╭─ Data extract
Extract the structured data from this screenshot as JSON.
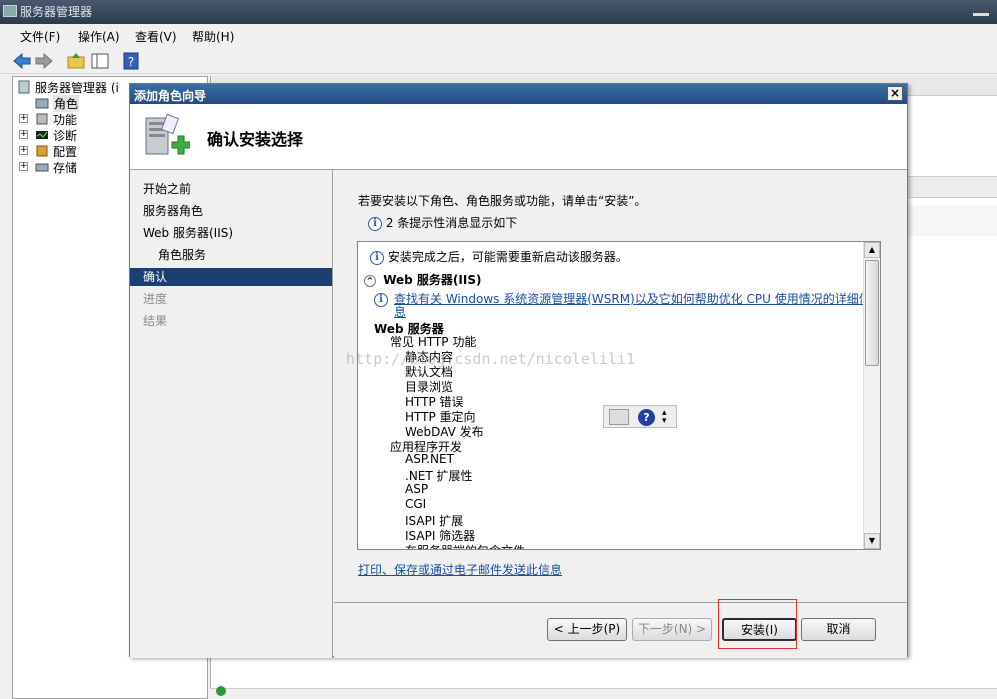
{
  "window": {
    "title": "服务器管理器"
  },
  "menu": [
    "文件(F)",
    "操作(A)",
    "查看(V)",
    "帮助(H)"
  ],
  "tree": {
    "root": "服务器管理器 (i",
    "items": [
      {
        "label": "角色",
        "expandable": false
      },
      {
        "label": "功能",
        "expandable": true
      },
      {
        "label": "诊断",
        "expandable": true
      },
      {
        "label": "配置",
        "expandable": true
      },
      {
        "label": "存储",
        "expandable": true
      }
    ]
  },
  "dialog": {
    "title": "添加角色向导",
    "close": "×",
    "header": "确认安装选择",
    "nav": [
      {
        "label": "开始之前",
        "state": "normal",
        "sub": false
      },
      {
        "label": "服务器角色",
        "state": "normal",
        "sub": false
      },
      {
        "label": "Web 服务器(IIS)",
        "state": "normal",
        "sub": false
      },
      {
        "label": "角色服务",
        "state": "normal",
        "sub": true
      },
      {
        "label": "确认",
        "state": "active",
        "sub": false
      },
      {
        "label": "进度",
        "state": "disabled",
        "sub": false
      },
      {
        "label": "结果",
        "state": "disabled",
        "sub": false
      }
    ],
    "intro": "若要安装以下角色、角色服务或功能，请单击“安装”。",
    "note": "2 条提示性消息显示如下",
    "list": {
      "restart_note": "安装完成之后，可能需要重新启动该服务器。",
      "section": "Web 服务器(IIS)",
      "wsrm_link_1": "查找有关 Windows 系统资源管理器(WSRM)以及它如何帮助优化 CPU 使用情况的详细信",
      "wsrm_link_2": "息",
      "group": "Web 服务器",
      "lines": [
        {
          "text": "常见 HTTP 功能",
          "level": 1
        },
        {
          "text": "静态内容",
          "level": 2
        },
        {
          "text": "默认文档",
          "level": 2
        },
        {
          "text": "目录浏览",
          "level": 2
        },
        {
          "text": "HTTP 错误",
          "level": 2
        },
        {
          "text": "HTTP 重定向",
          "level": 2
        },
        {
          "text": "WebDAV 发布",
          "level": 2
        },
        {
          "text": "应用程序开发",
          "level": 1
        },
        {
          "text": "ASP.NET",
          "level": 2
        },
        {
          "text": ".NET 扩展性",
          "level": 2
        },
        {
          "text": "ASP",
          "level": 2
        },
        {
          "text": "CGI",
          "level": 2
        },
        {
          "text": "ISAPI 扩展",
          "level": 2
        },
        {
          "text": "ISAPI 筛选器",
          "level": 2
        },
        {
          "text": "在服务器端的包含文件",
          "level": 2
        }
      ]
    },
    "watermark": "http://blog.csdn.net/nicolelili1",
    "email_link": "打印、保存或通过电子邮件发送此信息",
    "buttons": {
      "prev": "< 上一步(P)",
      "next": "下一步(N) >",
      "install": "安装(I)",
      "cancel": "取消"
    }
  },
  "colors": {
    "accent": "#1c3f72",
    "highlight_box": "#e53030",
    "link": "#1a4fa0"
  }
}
╰─
> _Short task_: Search the data for "label" and list every line in which it occurs.

> _Answer to the exercise_:
        "label": "角色",
        "label": "功能",
        "label": "诊断",
        "label": "配置",
        "label": "存储",
        "label": "开始之前",
        "label": "服务器角色",
        "label": "Web 服务器(IIS)",
        "label": "角色服务",
        "label": "确认",
        "label": "进度",
        "label": "结果",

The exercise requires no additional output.